Copy the rows from the line with "110, 490, 115)" up to and including the line with "photos-about-text: Obrabiam zdjęcia", replacing "friend-entry-thumb" with "friend-card-thumb" and keeping everything else the same.

>> BEGIN Data extract

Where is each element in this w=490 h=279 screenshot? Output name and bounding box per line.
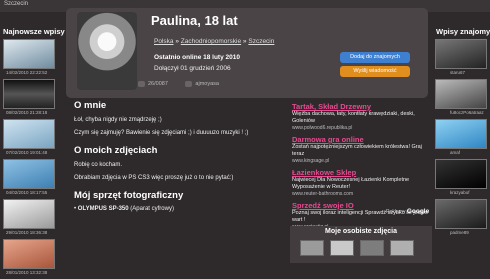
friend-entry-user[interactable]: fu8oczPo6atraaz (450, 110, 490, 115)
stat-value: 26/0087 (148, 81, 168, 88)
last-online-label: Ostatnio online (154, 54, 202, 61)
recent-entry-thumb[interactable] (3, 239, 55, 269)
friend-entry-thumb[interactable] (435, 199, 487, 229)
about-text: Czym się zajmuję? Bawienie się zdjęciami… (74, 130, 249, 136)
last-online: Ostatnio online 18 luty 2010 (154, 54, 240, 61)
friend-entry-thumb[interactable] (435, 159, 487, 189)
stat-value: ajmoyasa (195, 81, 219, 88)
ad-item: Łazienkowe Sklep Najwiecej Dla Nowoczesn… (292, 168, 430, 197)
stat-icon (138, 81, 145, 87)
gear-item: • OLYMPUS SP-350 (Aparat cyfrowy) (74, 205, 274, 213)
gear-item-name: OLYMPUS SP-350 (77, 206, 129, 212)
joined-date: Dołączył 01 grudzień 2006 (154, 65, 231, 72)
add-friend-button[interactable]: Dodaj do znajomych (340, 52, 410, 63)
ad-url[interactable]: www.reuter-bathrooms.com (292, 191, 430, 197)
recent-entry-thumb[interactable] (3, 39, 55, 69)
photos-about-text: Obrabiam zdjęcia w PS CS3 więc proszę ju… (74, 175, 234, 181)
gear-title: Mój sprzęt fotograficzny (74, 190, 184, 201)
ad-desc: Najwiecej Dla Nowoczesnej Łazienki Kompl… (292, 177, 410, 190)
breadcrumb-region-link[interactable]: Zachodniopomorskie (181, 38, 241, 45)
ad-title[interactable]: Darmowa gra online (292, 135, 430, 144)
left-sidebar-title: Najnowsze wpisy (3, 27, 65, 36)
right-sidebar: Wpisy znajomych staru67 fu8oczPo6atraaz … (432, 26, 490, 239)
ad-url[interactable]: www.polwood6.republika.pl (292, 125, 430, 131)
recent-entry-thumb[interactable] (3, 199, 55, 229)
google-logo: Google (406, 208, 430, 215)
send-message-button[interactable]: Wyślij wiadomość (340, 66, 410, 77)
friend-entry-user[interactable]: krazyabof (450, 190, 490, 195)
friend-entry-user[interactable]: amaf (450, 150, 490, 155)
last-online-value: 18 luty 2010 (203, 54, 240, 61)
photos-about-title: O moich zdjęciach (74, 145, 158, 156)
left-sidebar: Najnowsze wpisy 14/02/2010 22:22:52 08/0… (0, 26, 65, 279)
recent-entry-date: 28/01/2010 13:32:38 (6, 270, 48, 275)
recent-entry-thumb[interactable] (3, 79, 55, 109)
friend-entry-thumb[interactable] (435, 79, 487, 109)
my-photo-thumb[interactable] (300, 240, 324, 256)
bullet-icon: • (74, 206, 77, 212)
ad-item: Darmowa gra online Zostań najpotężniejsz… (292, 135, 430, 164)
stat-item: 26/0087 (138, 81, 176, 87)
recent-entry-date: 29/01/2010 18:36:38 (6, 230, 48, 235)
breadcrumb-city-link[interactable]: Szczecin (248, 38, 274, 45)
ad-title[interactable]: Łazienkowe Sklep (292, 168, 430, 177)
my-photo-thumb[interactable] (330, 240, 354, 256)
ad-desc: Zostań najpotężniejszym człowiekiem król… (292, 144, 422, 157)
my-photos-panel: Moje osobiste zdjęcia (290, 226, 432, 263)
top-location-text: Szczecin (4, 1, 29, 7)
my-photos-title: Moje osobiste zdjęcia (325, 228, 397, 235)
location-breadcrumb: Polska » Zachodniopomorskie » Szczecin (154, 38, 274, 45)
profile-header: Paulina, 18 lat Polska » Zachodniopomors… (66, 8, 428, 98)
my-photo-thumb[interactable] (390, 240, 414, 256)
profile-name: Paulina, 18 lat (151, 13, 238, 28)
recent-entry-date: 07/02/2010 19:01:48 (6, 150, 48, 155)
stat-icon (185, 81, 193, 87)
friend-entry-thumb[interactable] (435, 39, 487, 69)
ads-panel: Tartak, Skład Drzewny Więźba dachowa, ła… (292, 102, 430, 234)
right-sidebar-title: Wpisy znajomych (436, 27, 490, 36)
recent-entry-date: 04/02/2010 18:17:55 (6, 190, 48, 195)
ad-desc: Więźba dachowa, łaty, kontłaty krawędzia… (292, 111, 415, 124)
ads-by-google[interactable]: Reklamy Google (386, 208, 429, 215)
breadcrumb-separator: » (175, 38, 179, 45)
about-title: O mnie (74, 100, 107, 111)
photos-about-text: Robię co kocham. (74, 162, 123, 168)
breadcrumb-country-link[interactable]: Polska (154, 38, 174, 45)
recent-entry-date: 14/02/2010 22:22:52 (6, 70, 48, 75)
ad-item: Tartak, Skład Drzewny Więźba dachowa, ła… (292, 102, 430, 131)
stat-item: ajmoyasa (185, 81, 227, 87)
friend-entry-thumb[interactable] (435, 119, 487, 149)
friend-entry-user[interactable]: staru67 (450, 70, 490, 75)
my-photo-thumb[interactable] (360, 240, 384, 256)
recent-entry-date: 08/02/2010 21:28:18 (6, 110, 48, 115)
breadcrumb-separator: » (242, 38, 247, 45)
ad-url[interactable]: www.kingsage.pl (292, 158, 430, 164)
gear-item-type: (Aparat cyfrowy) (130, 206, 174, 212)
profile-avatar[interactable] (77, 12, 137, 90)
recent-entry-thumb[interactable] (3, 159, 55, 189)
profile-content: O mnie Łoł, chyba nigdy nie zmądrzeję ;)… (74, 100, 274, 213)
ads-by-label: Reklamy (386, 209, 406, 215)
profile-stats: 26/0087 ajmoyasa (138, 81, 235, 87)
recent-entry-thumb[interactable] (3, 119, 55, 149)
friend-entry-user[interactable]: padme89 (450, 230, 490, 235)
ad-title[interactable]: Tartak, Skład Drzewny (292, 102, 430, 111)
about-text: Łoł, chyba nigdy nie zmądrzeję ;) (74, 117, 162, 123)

>> END Data extract
>> BEGIN Data extract

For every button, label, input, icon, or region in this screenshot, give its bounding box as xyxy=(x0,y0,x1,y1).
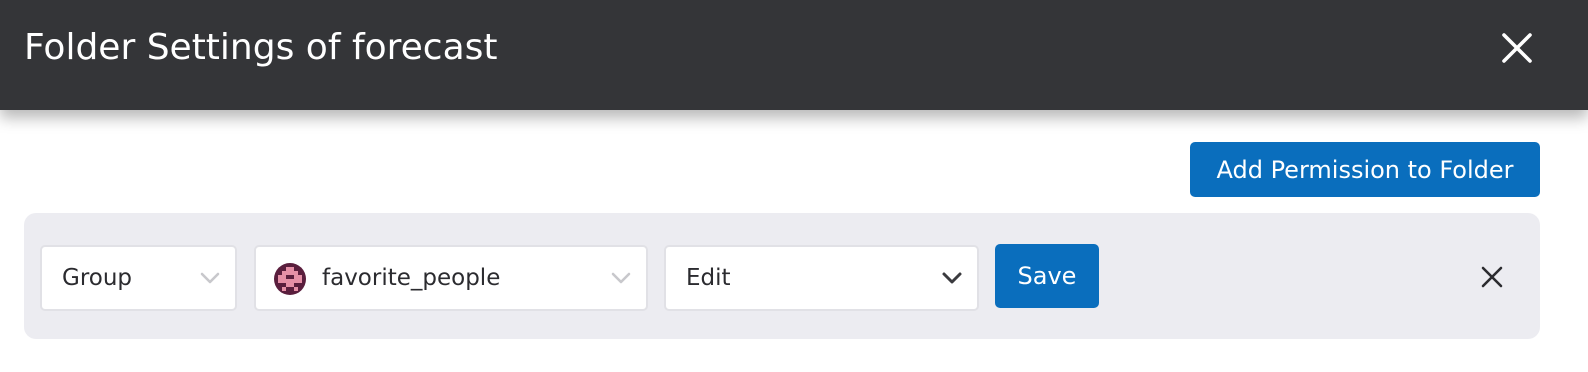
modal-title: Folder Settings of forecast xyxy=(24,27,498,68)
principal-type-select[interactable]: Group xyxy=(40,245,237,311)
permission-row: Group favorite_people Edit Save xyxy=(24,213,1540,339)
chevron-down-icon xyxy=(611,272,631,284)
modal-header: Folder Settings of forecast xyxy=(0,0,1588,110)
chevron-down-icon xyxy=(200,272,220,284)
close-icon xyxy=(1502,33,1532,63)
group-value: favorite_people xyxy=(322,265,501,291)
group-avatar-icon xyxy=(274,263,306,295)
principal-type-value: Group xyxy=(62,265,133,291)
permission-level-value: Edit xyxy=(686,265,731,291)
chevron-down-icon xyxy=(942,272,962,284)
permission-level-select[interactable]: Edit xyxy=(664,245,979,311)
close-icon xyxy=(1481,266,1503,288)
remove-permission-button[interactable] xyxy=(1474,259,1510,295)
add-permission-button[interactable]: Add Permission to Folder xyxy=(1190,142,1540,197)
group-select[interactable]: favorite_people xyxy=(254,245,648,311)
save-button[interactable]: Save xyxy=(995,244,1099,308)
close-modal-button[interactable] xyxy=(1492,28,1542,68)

>> END Data extract

● **Output for this exercise**
friend-entry-user[interactable]: fu8oczPo6atraaz (450, 110, 490, 115)
stat-value: 26/0087 (148, 81, 168, 88)
last-online-label: Ostatnio online (154, 54, 202, 61)
recent-entry-thumb[interactable] (3, 239, 55, 269)
friend-card-thumb[interactable] (435, 199, 487, 229)
about-text: Czym się zajmuję? Bawienie się zdjęciami… (74, 130, 249, 136)
last-online: Ostatnio online 18 luty 2010 (154, 54, 240, 61)
friend-card-thumb[interactable] (435, 159, 487, 189)
stat-value: ajmoyasa (195, 81, 219, 88)
ad-item: Łazienkowe Sklep Najwiecej Dla Nowoczesn… (292, 168, 430, 197)
stat-icon (138, 81, 145, 87)
gear-item: • OLYMPUS SP-350 (Aparat cyfrowy) (74, 205, 274, 213)
gear-item-name: OLYMPUS SP-350 (77, 206, 129, 212)
joined-date: Dołączył 01 grudzień 2006 (154, 65, 231, 72)
add-friend-button[interactable]: Dodaj do znajomych (340, 52, 410, 63)
ad-url[interactable]: www.reuter-bathrooms.com (292, 191, 430, 197)
recent-entry-thumb[interactable] (3, 39, 55, 69)
photos-about-text: Obrabiam zdjęcia w PS CS3 więc proszę ju… (74, 175, 234, 181)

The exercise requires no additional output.